*Do this*: Your task is to output the entries below word for word.

##### Supplied entries

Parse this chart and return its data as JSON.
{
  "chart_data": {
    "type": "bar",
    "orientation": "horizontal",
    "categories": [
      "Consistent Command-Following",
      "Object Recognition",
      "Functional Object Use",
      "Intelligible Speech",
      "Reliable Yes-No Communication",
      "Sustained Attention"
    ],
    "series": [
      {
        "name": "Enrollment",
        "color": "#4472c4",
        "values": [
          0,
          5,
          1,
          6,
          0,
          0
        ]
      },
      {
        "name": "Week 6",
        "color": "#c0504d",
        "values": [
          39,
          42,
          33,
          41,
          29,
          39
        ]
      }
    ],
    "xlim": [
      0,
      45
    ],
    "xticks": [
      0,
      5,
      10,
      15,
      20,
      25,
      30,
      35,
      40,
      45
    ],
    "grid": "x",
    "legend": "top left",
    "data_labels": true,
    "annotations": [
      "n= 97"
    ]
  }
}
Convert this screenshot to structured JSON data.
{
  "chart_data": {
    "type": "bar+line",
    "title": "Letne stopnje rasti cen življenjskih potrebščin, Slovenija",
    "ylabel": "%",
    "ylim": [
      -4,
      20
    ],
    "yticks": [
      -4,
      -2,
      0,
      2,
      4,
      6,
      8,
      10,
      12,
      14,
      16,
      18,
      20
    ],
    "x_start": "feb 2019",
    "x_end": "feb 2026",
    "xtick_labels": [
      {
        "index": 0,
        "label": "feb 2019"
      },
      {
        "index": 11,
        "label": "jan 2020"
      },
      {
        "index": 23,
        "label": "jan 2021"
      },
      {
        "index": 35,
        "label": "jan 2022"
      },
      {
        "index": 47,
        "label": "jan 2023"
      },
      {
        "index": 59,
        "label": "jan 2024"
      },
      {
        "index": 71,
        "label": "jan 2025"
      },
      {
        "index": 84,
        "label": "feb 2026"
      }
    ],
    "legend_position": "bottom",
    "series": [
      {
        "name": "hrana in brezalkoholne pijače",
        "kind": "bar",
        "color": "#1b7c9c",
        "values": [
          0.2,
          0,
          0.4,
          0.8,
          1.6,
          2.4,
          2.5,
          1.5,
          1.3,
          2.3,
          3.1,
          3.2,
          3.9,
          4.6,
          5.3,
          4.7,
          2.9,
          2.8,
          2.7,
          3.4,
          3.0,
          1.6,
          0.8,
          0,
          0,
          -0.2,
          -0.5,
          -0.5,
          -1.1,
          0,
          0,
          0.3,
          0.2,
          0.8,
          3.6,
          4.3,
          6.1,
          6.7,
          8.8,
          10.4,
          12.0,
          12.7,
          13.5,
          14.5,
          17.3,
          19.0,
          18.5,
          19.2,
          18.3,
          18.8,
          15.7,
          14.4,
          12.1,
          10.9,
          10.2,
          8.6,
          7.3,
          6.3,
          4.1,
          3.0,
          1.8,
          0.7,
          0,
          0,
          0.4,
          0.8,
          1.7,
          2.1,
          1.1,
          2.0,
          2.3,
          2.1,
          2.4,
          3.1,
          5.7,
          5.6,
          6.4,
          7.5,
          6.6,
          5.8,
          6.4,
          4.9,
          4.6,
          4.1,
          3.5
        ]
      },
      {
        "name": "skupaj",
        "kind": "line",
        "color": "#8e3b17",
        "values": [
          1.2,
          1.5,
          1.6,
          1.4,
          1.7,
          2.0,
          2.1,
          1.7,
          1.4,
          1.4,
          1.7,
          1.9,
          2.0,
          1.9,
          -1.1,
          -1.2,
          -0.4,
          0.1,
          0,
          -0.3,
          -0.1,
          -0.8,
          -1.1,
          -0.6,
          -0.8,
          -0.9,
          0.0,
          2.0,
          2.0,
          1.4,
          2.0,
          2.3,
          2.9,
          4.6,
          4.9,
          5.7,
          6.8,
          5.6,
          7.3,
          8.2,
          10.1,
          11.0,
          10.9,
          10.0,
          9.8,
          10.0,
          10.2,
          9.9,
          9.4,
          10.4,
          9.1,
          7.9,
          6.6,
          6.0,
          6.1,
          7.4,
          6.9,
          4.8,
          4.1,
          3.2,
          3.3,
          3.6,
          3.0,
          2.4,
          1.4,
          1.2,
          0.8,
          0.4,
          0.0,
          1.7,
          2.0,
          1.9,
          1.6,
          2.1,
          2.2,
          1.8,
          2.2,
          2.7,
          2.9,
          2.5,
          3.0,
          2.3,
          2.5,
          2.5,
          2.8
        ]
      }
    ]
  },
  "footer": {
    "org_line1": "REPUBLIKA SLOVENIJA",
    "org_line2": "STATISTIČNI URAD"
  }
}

##########

*Answer for this exercise*:
Parse this chart and return its data as JSON.
{
  "chart_data": {
    "type": "bar",
    "orientation": "horizontal",
    "categories": [
      "Consistent Command-Following",
      "Object Recognition",
      "Functional Object Use",
      "Intelligible Speech",
      "Reliable Yes-No Communication",
      "Sustained Attention"
    ],
    "series": [
      {
        "name": "Enrollment",
        "color": "#4472c4",
        "values": [
          0,
          5,
          1,
          6,
          0,
          0
        ]
      },
      {
        "name": "Week 6",
        "color": "#c0504d",
        "values": [
          39,
          42,
          33,
          41,
          29,
          39
        ]
      }
    ],
    "xlim": [
      0,
      45
    ],
    "xticks": [
      0,
      5,
      10,
      15,
      20,
      25,
      30,
      35,
      40,
      45
    ],
    "grid": "x",
    "legend": "top left",
    "data_labels": true,
    "annotations": [
      "n= 97"
    ]
  }
}
Convert this screenshot to structured JSON data.
{
  "chart_data": {
    "type": "bar+line",
    "title": "Letne stopnje rasti cen življenjskih potrebščin, Slovenija",
    "ylabel": "%",
    "ylim": [
      -4,
      20
    ],
    "yticks": [
      -4,
      -2,
      0,
      2,
      4,
      6,
      8,
      10,
      12,
      14,
      16,
      18,
      20
    ],
    "x_start": "feb 2019",
    "x_end": "feb 2026",
    "xtick_labels": [
      {
        "index": 0,
        "label": "feb 2019"
      },
      {
        "index": 11,
        "label": "jan 2020"
      },
      {
        "index": 23,
        "label": "jan 2021"
      },
      {
        "index": 35,
        "label": "jan 2022"
      },
      {
        "index": 47,
        "label": "jan 2023"
      },
      {
        "index": 59,
        "label": "jan 2024"
      },
      {
        "index": 71,
        "label": "jan 2025"
      },
      {
        "index": 84,
        "label": "feb 2026"
      }
    ],
    "legend_position": "bottom",
    "series": [
      {
        "name": "hrana in brezalkoholne pijače",
        "kind": "bar",
        "color": "#1b7c9c",
        "values": [
          0.2,
          0,
          0.4,
          0.8,
          1.6,
          2.4,
          2.5,
          1.5,
          1.3,
          2.3,
          3.1,
          3.2,
          3.9,
          4.6,
          5.3,
          4.7,
          2.9,
          2.8,
          2.7,
          3.4,
          3.0,
          1.6,
          0.8,
          0,
          0,
          -0.2,
          -0.5,
          -0.5,
          -1.1,
          0,
          0,
          0.3,
          0.2,
          0.8,
          3.6,
          4.3,
          6.1,
          6.7,
          8.8,
          10.4,
          12.0,
          12.7,
          13.5,
          14.5,
          17.3,
          19.0,
          18.5,
          19.2,
          18.3,
          18.8,
          15.7,
          14.4,
          12.1,
          10.9,
          10.2,
          8.6,
          7.3,
          6.3,
          4.1,
          3.0,
          1.8,
          0.7,
          0,
          0,
          0.4,
          0.8,
          1.7,
          2.1,
          1.1,
          2.0,
          2.3,
          2.1,
          2.4,
          3.1,
          5.7,
          5.6,
          6.4,
          7.5,
          6.6,
          5.8,
          6.4,
          4.9,
          4.6,
          4.1,
          3.5
        ]
      },
      {
        "name": "skupaj",
        "kind": "line",
        "color": "#8e3b17",
        "values": [
          1.2,
          1.5,
          1.6,
          1.4,
          1.7,
          2.0,
          2.1,
          1.7,
          1.4,
          1.4,
          1.7,
          1.9,
          2.0,
          1.9,
          -1.1,
          -1.2,
          -0.4,
          0.1,
          0,
          -0.3,
          -0.1,
          -0.8,
          -1.1,
          -0.6,
          -0.8,
          -0.9,
          0.0,
          2.0,
          2.0,
          1.4,
          2.0,
          2.3,
          2.9,
          4.6,
          4.9,
          5.7,
          6.8,
          5.6,
          7.3,
          8.2,
          10.1,
          11.0,
          10.9,
          10.0,
          9.8,
          10.0,
          10.2,
          9.9,
          9.4,
          10.4,
          9.1,
          7.9,
          6.6,
          6.0,
          6.1,
          7.4,
          6.9,
          4.8,
          4.1,
          3.2,
          3.3,
          3.6,
          3.0,
          2.4,
          1.4,
          1.2,
          0.8,
          0.4,
          0.0,
          1.7,
          2.0,
          1.9,
          1.6,
          2.1,
          2.2,
          1.8,
          2.2,
          2.7,
          2.9,
          2.5,
          3.0,
          2.3,
          2.5,
          2.5,
          2.8
        ]
      }
    ]
  },
  "footer": {
    "org_line1": "REPUBLIKA SLOVENIJA",
    "org_line2": "STATISTIČNI URAD"
  }
}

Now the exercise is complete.